* Goal *
Copy every line of the listing below word for word, leaving out the picture lines.

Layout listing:
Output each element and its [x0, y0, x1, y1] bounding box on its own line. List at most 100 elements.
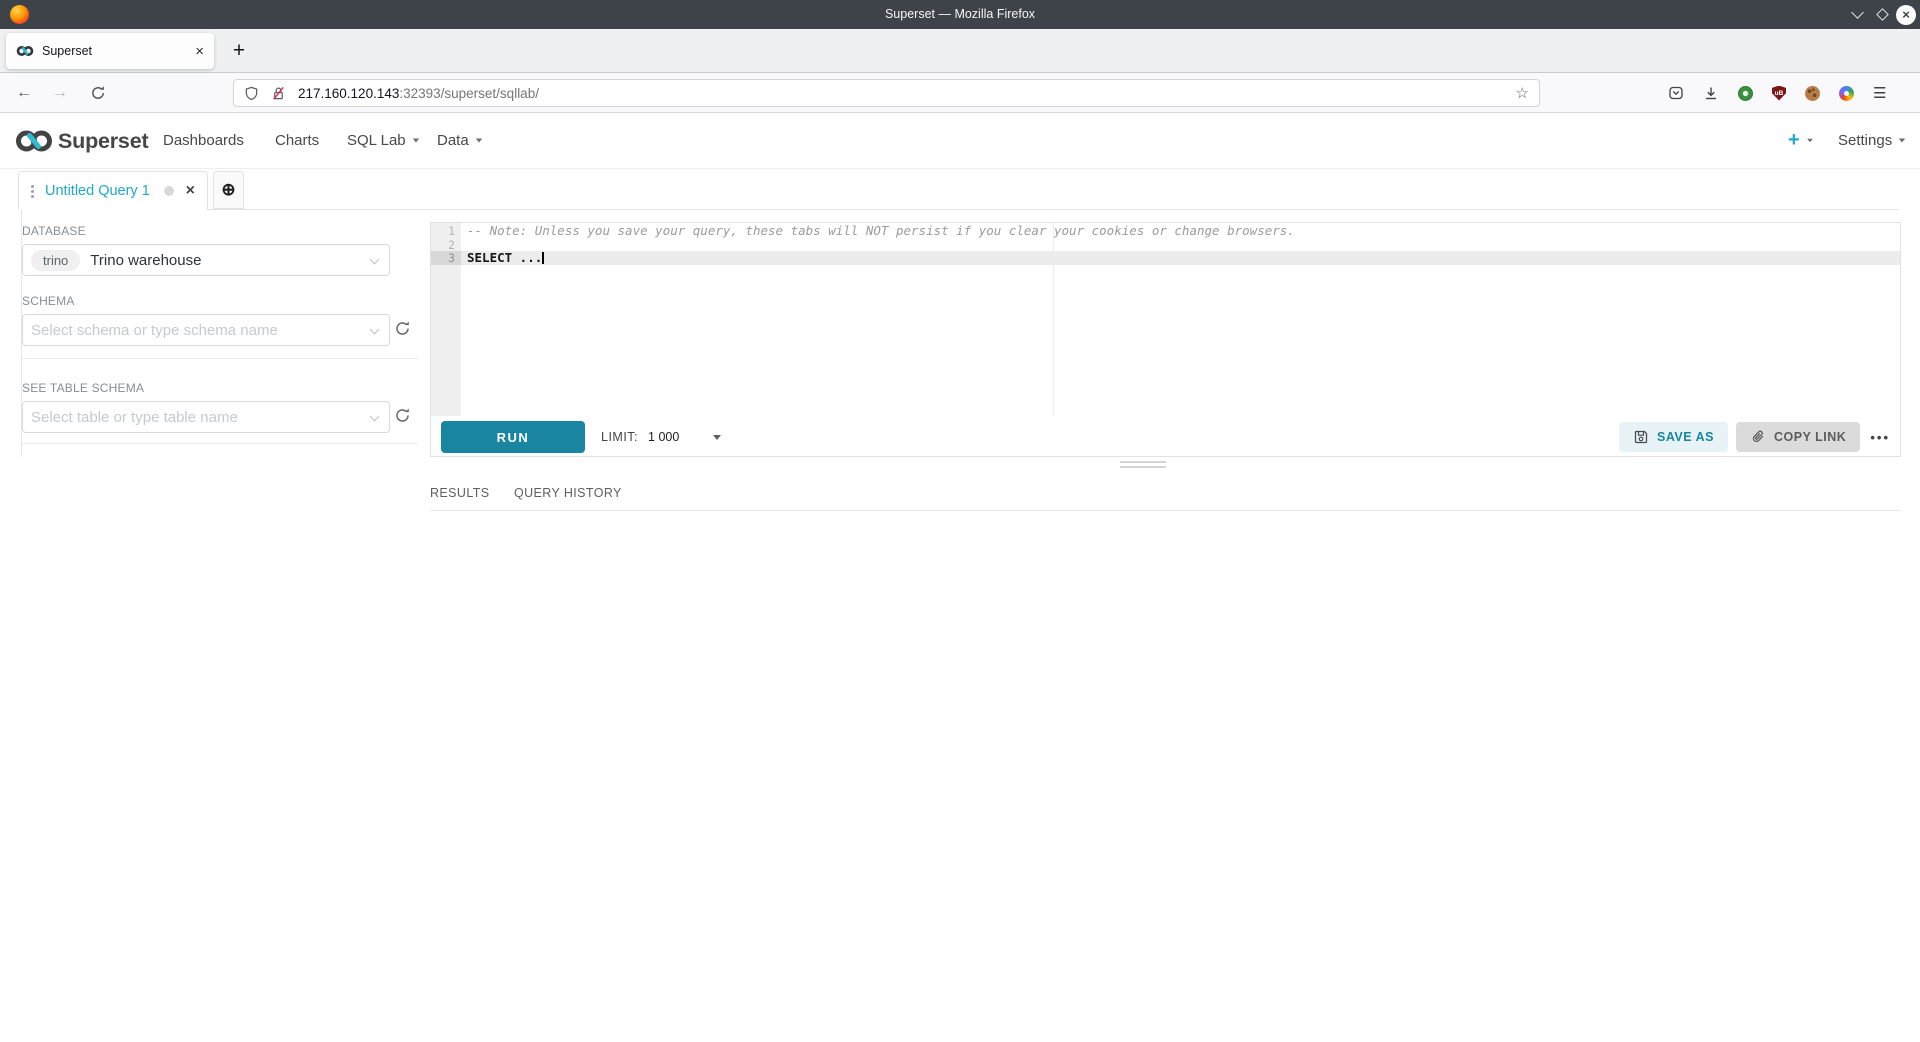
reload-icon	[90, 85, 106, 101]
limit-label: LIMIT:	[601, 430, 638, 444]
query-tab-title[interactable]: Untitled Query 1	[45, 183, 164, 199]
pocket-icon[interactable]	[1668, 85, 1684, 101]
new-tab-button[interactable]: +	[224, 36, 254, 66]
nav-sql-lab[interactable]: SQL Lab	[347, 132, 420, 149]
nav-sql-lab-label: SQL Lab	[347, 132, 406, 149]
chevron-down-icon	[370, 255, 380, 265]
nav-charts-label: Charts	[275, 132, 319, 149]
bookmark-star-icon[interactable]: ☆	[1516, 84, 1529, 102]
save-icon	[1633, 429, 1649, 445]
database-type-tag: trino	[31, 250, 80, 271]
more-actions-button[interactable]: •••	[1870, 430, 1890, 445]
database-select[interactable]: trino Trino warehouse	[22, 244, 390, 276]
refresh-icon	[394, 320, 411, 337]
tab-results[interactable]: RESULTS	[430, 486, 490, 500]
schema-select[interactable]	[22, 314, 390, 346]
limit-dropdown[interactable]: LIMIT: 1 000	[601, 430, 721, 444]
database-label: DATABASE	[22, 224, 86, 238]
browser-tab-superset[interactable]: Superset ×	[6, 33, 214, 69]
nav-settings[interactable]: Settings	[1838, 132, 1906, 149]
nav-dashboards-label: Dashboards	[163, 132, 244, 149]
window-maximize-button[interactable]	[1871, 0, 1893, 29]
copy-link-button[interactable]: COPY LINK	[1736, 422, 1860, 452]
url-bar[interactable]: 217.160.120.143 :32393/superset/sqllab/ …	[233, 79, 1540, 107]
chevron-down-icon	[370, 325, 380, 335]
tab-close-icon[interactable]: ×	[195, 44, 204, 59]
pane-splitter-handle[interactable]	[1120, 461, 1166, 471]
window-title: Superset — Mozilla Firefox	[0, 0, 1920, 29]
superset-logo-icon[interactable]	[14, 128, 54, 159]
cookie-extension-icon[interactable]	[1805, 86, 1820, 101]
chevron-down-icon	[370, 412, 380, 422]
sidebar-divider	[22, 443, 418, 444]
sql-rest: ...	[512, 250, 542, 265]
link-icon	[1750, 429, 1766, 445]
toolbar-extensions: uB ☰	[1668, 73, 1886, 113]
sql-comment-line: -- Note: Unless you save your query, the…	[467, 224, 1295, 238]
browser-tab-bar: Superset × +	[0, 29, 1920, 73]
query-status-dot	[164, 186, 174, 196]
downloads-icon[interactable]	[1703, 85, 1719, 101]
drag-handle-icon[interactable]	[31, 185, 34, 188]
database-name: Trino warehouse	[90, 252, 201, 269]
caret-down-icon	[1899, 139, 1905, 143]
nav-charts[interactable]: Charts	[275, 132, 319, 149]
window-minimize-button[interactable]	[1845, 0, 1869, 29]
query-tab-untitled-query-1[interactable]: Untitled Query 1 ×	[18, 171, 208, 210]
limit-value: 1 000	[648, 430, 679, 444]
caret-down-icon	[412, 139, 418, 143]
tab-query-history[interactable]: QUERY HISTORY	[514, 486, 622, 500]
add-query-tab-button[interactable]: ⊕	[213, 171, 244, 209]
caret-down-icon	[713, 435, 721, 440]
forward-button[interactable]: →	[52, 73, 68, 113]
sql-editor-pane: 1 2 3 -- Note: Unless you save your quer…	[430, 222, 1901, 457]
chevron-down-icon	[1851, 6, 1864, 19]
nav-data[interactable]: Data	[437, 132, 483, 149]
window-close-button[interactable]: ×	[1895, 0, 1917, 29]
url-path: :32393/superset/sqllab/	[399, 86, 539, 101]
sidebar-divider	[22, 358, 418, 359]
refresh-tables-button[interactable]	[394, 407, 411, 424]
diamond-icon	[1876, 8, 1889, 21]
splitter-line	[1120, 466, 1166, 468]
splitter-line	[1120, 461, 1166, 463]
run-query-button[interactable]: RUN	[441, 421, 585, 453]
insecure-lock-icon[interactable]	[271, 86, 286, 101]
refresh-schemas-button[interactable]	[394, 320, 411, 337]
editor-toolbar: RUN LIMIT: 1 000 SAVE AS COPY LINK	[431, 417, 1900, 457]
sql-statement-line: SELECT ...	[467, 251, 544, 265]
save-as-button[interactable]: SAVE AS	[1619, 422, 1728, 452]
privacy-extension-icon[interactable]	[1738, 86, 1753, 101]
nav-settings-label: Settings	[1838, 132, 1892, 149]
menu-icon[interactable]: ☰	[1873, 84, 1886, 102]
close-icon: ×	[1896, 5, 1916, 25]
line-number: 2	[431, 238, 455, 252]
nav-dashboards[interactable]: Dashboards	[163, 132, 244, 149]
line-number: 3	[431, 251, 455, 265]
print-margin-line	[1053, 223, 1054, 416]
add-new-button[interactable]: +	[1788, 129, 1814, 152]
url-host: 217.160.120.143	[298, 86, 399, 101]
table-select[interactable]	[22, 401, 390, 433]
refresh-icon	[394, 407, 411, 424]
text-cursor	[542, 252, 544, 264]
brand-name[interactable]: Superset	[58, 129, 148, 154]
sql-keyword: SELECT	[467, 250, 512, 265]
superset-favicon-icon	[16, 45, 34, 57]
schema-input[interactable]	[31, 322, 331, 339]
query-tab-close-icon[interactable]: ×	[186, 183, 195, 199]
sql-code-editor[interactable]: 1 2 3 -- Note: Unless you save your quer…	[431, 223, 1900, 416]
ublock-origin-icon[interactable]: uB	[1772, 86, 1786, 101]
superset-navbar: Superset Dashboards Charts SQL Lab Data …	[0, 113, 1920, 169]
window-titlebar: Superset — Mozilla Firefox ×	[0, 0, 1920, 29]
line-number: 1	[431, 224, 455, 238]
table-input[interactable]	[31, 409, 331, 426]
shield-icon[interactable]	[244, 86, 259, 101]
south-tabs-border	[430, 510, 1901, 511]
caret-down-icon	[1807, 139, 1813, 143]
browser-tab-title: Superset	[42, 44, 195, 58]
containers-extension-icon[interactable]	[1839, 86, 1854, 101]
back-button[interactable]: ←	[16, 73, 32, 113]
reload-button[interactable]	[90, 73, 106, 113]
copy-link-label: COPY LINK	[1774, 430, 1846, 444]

* In response *
Output each element and its [x0, y0, x1, y1] bounding box on its own line. List at most 100 elements.
reload-icon	[90, 85, 106, 101]
limit-label: LIMIT:	[601, 430, 638, 444]
query-tab-title[interactable]: Untitled Query 1	[45, 183, 164, 199]
pocket-icon[interactable]	[1668, 85, 1684, 101]
new-tab-button[interactable]: +	[224, 36, 254, 66]
nav-sql-lab[interactable]: SQL Lab	[347, 132, 420, 149]
nav-sql-lab-label: SQL Lab	[347, 132, 406, 149]
chevron-down-icon	[370, 255, 380, 265]
nav-charts-label: Charts	[275, 132, 319, 149]
bookmark-star-icon[interactable]: ☆	[1516, 84, 1529, 102]
save-icon	[1633, 429, 1649, 445]
database-type-tag: trino	[31, 250, 80, 271]
more-actions-button[interactable]: •••	[1870, 430, 1890, 445]
database-select[interactable]: trino Trino warehouse	[22, 244, 390, 276]
refresh-icon	[394, 320, 411, 337]
tab-results[interactable]: RESULTS	[430, 486, 490, 500]
schema-select[interactable]	[22, 314, 390, 346]
limit-dropdown[interactable]: LIMIT: 1 000	[601, 430, 721, 444]
database-label: DATABASE	[22, 224, 86, 238]
browser-tab-superset[interactable]: Superset ×	[6, 33, 214, 69]
nav-settings[interactable]: Settings	[1838, 132, 1906, 149]
nav-dashboards-label: Dashboards	[163, 132, 244, 149]
window-maximize-button[interactable]	[1871, 0, 1893, 29]
copy-link-button[interactable]: COPY LINK	[1736, 422, 1860, 452]
url-bar[interactable]: 217.160.120.143 :32393/superset/sqllab/ …	[233, 79, 1540, 107]
chevron-down-icon	[370, 325, 380, 335]
tab-close-icon[interactable]: ×	[195, 44, 204, 59]
pane-splitter-handle[interactable]	[1120, 461, 1166, 471]
window-title: Superset — Mozilla Firefox	[0, 0, 1920, 29]
superset-logo-icon[interactable]	[14, 128, 54, 159]
cookie-extension-icon[interactable]	[1805, 86, 1820, 101]
chevron-down-icon	[370, 412, 380, 422]
sidebar-divider	[22, 443, 418, 444]
sql-rest: ...	[512, 250, 542, 265]
link-icon	[1750, 429, 1766, 445]
toolbar-extensions: uB ☰	[1668, 73, 1886, 113]
sql-comment-line: -- Note: Unless you save your query, the…	[467, 224, 1295, 238]
browser-tab-bar: Superset × +	[0, 29, 1920, 73]
query-status-dot	[164, 186, 174, 196]
downloads-icon[interactable]	[1703, 85, 1719, 101]
drag-handle-icon[interactable]	[31, 185, 34, 188]
database-name: Trino warehouse	[90, 252, 201, 269]
caret-down-icon	[1899, 139, 1905, 143]
nav-charts[interactable]: Charts	[275, 132, 319, 149]
window-minimize-button[interactable]	[1845, 0, 1869, 29]
query-tab-untitled-query-1[interactable]: Untitled Query 1 ×	[18, 171, 208, 210]
limit-value: 1 000	[648, 430, 679, 444]
caret-down-icon	[412, 139, 418, 143]
tab-query-history[interactable]: QUERY HISTORY	[514, 486, 622, 500]
add-query-tab-button[interactable]: ⊕	[213, 171, 244, 209]
caret-down-icon	[713, 435, 721, 440]
forward-button[interactable]: →	[52, 73, 68, 113]
sql-editor-pane: 1 2 3 -- Note: Unless you save your quer…	[430, 222, 1901, 457]
chevron-down-icon	[1851, 6, 1864, 19]
nav-data[interactable]: Data	[437, 132, 483, 149]
window-close-button[interactable]: ×	[1895, 0, 1917, 29]
url-path: :32393/superset/sqllab/	[399, 86, 539, 101]
sidebar-divider	[22, 358, 418, 359]
refresh-tables-button[interactable]	[394, 407, 411, 424]
diamond-icon	[1876, 8, 1889, 21]
splitter-line	[1120, 466, 1166, 468]
splitter-line	[1120, 461, 1166, 463]
run-query-button[interactable]: RUN	[441, 421, 585, 453]
insecure-lock-icon[interactable]	[271, 86, 286, 101]
refresh-schemas-button[interactable]	[394, 320, 411, 337]
editor-toolbar: RUN LIMIT: 1 000 SAVE AS COPY LINK	[431, 417, 1900, 457]
sql-statement-line: SELECT ...	[467, 251, 544, 265]
save-as-button[interactable]: SAVE AS	[1619, 422, 1728, 452]
privacy-extension-icon[interactable]	[1738, 86, 1753, 101]
nav-settings-label: Settings	[1838, 132, 1892, 149]
menu-icon[interactable]: ☰	[1873, 84, 1886, 102]
close-icon: ×	[1896, 5, 1916, 25]
line-number: 2	[431, 238, 455, 252]
nav-dashboards[interactable]: Dashboards	[163, 132, 244, 149]
line-number: 3	[431, 251, 455, 265]
print-margin-line	[1053, 223, 1054, 416]
add-new-button[interactable]: +	[1788, 129, 1814, 152]
url-host: 217.160.120.143	[298, 86, 399, 101]
table-select[interactable]	[22, 401, 390, 433]
refresh-icon	[394, 407, 411, 424]
text-cursor	[542, 252, 544, 264]
brand-name[interactable]: Superset	[58, 129, 148, 154]
sql-keyword: SELECT	[467, 250, 512, 265]
superset-favicon-icon	[16, 45, 34, 57]
schema-input[interactable]	[31, 322, 331, 339]
query-tab-close-icon[interactable]: ×	[186, 183, 195, 199]
sql-code-editor[interactable]: 1 2 3 -- Note: Unless you save your quer…	[431, 223, 1900, 416]
ublock-origin-icon[interactable]: uB	[1772, 86, 1786, 101]
superset-navbar: Superset Dashboards Charts SQL Lab Data …	[0, 113, 1920, 169]
window-titlebar: Superset — Mozilla Firefox ×	[0, 0, 1920, 29]
line-number: 1	[431, 224, 455, 238]
table-input[interactable]	[31, 409, 331, 426]
shield-icon[interactable]	[244, 86, 259, 101]
south-tabs-border	[430, 510, 1901, 511]
caret-down-icon	[1807, 139, 1813, 143]
browser-tab-title: Superset	[42, 44, 195, 58]
containers-extension-icon[interactable]	[1839, 86, 1854, 101]
back-button[interactable]: ←	[16, 73, 32, 113]
reload-button[interactable]	[90, 73, 106, 113]
copy-link-label: COPY LINK	[1774, 430, 1846, 444]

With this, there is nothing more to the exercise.